▶ [What needs to be done]: Where a line contains the word "dazu", copy that line in full.

▶ [Available records]:
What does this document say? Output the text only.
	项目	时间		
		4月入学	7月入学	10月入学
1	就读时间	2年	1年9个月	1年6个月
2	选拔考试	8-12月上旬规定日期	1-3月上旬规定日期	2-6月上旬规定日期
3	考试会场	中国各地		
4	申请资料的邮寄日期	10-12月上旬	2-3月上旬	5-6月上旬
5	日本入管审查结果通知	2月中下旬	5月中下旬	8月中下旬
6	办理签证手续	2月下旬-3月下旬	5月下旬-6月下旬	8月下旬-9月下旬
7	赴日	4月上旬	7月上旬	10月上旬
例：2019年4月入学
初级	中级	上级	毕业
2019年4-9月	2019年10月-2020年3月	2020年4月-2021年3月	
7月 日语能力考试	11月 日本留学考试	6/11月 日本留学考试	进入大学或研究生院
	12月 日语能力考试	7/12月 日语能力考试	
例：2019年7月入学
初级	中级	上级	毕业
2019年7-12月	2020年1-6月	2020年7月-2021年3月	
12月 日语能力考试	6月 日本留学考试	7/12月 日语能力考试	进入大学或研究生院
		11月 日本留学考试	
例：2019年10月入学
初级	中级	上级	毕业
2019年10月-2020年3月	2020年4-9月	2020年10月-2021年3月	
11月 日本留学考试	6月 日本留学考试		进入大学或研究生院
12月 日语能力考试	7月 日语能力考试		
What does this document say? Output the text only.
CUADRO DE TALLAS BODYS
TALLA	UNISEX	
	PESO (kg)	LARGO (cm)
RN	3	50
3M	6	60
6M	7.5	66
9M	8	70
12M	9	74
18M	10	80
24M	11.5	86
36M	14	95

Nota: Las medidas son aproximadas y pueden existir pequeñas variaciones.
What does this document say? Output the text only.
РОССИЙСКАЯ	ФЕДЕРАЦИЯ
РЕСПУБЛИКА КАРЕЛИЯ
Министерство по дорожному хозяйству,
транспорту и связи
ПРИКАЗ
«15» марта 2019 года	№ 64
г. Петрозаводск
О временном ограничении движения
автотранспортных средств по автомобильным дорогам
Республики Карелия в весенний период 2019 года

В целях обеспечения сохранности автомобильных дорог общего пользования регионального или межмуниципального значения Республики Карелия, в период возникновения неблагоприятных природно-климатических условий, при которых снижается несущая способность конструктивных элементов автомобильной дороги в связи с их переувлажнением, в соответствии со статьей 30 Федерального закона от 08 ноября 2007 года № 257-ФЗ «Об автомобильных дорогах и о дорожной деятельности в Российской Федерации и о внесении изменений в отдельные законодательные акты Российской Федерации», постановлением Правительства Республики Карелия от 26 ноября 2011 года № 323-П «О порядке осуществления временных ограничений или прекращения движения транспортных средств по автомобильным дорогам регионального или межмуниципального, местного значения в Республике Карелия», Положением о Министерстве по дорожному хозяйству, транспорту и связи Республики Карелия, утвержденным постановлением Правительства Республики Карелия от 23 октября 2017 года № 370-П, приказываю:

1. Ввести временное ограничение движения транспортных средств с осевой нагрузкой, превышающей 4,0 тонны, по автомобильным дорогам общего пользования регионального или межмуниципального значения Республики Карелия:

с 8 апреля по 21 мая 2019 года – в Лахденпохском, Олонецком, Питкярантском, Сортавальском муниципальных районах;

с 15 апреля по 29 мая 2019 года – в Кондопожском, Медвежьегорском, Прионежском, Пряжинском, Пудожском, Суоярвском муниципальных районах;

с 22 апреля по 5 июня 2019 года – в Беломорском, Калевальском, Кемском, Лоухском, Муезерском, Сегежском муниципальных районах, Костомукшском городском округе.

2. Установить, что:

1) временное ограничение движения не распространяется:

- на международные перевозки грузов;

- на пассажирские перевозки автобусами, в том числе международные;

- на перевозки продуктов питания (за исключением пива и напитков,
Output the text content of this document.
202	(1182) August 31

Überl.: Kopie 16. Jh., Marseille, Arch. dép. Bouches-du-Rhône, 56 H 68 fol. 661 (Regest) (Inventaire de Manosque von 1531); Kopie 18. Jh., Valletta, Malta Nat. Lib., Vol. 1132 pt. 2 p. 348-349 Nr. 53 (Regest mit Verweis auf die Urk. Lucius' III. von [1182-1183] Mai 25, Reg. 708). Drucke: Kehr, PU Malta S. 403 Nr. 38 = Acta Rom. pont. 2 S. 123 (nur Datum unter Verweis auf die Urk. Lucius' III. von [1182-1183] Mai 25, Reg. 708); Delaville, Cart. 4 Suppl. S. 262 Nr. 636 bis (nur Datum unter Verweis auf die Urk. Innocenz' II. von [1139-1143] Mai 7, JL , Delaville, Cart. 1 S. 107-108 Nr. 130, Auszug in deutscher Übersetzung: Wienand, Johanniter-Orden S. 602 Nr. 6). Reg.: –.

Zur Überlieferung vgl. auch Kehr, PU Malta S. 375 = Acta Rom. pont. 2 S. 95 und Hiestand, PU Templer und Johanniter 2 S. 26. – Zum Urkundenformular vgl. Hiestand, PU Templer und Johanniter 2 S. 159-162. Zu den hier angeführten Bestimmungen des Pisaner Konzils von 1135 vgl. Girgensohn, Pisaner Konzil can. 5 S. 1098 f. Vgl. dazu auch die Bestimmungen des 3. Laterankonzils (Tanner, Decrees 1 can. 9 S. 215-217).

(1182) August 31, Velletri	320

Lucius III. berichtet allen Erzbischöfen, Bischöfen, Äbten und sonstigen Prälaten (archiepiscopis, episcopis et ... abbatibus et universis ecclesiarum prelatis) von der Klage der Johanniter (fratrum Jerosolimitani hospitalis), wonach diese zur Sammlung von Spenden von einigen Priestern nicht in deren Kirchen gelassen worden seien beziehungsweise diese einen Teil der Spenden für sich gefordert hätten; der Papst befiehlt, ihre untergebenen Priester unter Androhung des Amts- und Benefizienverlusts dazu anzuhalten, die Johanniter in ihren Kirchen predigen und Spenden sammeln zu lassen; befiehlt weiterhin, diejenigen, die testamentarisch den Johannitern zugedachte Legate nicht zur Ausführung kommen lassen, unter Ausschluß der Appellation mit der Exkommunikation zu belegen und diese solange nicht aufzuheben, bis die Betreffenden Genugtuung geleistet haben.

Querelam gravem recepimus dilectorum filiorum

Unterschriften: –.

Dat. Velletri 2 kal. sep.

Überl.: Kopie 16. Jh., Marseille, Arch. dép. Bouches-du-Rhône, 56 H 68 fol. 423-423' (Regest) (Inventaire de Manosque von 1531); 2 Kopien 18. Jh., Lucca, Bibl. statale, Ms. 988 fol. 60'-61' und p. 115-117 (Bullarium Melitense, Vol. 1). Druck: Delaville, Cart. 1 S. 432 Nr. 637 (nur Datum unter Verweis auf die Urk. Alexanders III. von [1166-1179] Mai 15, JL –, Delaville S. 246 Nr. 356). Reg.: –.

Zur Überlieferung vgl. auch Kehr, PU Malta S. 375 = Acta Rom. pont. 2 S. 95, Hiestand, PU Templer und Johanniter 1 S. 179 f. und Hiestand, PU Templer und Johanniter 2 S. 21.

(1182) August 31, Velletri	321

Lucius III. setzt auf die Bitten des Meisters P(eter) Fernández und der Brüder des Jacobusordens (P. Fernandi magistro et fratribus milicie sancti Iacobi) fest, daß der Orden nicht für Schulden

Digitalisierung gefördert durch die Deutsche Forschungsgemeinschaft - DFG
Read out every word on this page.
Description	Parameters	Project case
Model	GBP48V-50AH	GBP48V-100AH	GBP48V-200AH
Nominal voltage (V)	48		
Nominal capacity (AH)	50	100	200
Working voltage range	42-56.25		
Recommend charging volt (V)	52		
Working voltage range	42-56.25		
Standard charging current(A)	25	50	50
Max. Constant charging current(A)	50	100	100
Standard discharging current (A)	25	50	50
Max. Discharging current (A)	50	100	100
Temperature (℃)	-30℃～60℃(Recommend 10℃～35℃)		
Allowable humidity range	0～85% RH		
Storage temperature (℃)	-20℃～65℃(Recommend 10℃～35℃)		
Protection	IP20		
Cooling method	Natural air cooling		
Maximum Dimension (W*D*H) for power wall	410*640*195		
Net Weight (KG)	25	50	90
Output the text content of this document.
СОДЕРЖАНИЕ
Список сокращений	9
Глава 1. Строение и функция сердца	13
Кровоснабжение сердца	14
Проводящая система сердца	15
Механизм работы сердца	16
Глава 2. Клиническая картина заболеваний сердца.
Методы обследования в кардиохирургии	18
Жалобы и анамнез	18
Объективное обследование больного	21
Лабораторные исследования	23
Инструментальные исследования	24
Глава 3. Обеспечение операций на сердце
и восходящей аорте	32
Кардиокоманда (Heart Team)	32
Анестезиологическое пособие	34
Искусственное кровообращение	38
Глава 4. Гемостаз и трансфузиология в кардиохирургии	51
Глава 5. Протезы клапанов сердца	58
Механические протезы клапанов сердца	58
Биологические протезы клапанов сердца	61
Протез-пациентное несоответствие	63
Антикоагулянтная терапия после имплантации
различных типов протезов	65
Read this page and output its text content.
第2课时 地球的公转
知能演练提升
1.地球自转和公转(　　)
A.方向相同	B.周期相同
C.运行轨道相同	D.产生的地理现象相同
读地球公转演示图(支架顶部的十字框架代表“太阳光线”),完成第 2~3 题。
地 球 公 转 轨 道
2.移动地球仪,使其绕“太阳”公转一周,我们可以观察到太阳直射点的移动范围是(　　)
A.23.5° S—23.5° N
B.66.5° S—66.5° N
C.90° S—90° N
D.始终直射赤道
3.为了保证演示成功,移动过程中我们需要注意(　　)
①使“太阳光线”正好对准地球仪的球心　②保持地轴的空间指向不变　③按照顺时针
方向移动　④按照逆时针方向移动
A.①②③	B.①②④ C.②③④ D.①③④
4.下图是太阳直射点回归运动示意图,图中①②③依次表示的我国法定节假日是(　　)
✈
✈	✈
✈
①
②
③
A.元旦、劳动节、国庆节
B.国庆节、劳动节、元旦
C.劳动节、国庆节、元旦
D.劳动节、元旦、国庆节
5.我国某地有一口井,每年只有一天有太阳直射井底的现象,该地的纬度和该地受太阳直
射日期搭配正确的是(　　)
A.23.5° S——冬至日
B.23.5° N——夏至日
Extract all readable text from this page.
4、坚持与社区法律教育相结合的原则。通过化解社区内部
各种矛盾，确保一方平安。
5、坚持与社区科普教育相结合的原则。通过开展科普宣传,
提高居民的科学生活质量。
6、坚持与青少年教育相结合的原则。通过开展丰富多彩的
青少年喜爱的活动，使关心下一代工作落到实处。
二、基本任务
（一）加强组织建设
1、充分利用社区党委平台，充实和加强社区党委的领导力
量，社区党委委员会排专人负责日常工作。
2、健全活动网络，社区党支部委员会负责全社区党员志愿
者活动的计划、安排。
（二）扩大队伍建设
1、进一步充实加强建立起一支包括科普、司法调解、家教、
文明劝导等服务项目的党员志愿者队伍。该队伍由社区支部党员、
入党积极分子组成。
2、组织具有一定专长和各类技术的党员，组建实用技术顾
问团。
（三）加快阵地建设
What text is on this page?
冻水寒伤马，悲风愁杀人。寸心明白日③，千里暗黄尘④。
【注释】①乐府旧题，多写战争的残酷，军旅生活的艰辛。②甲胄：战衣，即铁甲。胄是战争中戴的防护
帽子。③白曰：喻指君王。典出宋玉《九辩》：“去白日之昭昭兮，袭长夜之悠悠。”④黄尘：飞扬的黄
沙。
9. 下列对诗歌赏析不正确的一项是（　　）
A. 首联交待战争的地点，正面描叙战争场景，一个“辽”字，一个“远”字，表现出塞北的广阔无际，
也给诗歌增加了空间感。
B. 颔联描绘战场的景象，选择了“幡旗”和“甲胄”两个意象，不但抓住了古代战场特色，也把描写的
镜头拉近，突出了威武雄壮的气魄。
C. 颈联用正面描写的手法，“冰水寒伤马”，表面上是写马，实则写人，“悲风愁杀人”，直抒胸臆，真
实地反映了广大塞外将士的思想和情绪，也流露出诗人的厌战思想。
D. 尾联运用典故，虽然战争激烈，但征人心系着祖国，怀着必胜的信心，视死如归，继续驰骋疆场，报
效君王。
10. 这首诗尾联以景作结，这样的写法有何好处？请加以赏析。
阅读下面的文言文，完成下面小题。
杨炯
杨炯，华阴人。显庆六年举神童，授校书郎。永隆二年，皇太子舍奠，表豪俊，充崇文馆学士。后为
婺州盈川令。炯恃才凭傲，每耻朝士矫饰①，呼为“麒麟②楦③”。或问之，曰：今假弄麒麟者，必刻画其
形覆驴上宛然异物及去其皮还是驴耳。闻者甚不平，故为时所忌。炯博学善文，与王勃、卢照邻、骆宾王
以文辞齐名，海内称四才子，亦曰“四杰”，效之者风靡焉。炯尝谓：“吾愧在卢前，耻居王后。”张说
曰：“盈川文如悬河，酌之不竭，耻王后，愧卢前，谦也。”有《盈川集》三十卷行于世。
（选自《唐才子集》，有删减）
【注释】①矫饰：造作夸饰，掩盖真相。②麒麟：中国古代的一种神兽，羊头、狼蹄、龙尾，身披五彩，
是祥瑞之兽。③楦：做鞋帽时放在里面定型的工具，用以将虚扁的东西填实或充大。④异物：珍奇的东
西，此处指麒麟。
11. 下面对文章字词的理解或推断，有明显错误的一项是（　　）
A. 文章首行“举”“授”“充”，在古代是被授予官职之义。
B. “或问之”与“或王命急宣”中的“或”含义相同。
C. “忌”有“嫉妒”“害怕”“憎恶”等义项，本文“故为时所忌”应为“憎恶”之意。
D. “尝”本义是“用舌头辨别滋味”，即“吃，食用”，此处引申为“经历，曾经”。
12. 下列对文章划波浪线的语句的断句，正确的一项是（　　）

▶ [Result]:
Zur Überlieferung vgl. auch Kehr, PU Malta S. 375 = Acta Rom. pont. 2 S. 95 und Hiestand, PU Templer und Johanniter 2 S. 26. – Zum Urkundenformular vgl. Hiestand, PU Templer und Johanniter 2 S. 159-162. Zu den hier angeführten Bestimmungen des Pisaner Konzils von 1135 vgl. Girgensohn, Pisaner Konzil can. 5 S. 1098 f. Vgl. dazu auch die Bestimmungen des 3. Laterankonzils (Tanner, Decrees 1 can. 9 S. 215-217).
Lucius III. berichtet allen Erzbischöfen, Bischöfen, Äbten und sonstigen Prälaten (archiepiscopis, episcopis et ... abbatibus et universis ecclesiarum prelatis) von der Klage der Johanniter (fratrum Jerosolimitani hospitalis), wonach diese zur Sammlung von Spenden von einigen Priestern nicht in deren Kirchen gelassen worden seien beziehungsweise diese einen Teil der Spenden für sich gefordert hätten; der Papst befiehlt, ihre untergebenen Priester unter Androhung des Amts- und Benefizienverlusts dazu anzuhalten, die Johanniter in ihren Kirchen predigen und Spenden sammeln zu lassen; befiehlt weiterhin, diejenigen, die testamentarisch den Johannitern zugedachte Legate nicht zur Ausführung kommen lassen, unter Ausschluß der Appellation mit der Exkommunikation zu belegen und diese solange nicht aufzuheben, bis die Betreffenden Genugtuung geleistet haben.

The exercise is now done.